▶ _What is being asked_: Check each line of the entries below for the string "description"; copy every line where it appears.

(Dataset excerpts)
#####

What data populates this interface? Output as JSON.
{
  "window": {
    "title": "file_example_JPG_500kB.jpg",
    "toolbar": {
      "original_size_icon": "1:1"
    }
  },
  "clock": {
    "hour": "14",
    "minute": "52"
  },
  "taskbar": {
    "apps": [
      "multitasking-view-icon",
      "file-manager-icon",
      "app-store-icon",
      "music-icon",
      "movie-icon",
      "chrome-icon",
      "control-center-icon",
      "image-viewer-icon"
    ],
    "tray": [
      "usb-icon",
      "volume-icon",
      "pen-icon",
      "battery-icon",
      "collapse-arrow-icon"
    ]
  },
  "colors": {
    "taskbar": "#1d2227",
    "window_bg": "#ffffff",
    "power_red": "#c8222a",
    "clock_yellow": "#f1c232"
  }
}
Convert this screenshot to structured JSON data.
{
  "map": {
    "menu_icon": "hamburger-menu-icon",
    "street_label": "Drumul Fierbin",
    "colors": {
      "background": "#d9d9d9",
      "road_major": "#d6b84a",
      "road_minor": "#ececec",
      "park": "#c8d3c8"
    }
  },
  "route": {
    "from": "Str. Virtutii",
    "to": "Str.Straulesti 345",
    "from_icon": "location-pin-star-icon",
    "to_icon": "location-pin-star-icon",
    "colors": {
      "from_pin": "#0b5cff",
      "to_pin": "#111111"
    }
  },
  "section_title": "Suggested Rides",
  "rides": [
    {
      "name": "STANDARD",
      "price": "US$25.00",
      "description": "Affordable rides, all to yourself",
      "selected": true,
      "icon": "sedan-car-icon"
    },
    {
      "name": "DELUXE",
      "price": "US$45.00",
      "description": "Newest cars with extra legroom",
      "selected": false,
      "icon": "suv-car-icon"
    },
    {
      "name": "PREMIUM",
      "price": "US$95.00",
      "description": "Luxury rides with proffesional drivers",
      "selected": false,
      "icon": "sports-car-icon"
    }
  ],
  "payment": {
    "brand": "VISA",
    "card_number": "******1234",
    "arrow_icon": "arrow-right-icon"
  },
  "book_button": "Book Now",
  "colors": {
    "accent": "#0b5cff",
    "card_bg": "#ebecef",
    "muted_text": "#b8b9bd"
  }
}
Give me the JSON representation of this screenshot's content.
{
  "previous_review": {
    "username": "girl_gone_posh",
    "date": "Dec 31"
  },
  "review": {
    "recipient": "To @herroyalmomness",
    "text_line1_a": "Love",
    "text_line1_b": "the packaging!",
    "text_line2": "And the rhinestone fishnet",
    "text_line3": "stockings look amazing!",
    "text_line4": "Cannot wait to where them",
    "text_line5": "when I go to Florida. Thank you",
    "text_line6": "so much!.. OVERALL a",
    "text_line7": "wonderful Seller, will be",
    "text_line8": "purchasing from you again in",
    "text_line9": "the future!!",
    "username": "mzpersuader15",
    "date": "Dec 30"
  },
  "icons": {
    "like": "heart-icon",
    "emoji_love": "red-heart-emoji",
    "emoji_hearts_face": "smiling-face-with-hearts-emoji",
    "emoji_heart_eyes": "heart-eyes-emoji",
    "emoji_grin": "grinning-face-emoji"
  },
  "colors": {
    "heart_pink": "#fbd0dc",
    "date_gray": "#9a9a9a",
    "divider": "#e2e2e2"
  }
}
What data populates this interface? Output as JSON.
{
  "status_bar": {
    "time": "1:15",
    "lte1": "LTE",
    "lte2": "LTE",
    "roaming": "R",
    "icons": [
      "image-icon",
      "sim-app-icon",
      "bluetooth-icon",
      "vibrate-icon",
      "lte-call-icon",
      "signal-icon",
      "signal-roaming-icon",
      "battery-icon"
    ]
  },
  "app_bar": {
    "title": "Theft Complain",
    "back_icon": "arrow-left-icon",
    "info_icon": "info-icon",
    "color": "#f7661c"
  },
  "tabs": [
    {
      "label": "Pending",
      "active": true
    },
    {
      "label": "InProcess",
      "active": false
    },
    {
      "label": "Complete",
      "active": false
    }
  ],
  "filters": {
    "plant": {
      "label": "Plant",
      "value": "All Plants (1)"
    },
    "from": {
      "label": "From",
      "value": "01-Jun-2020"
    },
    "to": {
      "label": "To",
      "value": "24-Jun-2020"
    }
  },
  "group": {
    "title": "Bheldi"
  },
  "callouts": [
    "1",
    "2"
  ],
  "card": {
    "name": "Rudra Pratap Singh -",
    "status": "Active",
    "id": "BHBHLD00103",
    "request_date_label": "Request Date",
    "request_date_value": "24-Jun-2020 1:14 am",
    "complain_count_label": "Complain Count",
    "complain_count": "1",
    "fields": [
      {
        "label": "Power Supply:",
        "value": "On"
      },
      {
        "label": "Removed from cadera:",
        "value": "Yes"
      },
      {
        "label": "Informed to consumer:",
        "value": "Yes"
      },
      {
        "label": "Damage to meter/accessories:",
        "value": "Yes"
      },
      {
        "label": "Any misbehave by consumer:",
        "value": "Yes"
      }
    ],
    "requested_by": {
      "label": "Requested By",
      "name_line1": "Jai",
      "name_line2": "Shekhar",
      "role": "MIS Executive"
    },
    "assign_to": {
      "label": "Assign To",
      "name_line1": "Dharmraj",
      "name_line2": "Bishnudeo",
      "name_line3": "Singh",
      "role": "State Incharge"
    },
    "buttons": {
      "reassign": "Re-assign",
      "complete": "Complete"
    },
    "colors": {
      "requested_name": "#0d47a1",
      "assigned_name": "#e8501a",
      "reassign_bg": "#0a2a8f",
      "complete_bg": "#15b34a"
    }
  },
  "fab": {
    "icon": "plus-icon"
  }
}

#####

▶ _Written answer_:
      "description": "Affordable rides, all to yourself",
      "description": "Newest cars with extra legroom",
      "description": "Luxury rides with proffesional drivers",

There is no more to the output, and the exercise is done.